#### The records ####

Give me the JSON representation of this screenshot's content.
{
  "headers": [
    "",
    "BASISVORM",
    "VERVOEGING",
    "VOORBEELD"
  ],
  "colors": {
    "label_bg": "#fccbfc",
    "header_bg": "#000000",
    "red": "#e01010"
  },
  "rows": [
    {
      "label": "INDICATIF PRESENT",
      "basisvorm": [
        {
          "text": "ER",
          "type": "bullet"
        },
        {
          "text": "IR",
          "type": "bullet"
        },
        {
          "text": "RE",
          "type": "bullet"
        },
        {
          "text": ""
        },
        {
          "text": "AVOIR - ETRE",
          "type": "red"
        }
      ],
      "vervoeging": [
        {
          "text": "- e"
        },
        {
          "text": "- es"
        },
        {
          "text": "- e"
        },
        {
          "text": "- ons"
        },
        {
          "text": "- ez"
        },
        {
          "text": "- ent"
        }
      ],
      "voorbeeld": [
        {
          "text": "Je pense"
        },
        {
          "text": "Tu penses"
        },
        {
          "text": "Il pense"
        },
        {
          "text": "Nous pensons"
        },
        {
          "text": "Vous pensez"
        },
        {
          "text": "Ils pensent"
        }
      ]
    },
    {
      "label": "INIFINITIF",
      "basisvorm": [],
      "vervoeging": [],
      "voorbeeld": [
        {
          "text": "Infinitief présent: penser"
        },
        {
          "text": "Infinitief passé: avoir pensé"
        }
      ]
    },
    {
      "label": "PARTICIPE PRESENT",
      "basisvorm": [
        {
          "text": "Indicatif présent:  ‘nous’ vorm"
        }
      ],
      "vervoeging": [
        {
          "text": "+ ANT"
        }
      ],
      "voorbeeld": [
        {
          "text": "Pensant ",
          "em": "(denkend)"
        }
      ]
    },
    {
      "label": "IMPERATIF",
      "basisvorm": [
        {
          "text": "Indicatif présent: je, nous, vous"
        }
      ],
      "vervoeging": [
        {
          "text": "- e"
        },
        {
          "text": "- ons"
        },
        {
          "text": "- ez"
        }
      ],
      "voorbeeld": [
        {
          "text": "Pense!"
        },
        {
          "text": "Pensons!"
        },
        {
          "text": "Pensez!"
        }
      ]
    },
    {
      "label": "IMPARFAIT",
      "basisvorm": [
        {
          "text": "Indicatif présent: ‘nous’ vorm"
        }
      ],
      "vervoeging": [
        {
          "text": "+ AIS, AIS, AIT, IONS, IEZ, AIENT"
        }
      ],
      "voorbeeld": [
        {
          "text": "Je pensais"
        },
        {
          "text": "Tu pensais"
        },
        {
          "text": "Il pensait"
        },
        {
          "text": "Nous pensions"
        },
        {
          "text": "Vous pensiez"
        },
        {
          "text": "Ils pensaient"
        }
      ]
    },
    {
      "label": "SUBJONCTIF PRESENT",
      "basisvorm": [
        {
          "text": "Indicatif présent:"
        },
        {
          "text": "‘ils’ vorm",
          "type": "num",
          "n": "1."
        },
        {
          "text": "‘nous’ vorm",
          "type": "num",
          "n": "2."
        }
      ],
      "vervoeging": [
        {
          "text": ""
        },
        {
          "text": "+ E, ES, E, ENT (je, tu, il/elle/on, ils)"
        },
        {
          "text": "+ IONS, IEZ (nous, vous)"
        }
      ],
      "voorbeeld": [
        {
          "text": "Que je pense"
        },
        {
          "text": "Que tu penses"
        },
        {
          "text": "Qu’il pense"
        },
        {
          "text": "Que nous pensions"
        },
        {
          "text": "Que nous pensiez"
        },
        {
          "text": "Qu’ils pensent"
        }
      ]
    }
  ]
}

####

→ Work to be completed
Copy each line of the records containing the string "Infinitief".

→ Full solution
          "text": "Infinitief présent: penser"
          "text": "Infinitief passé: avoir pensé"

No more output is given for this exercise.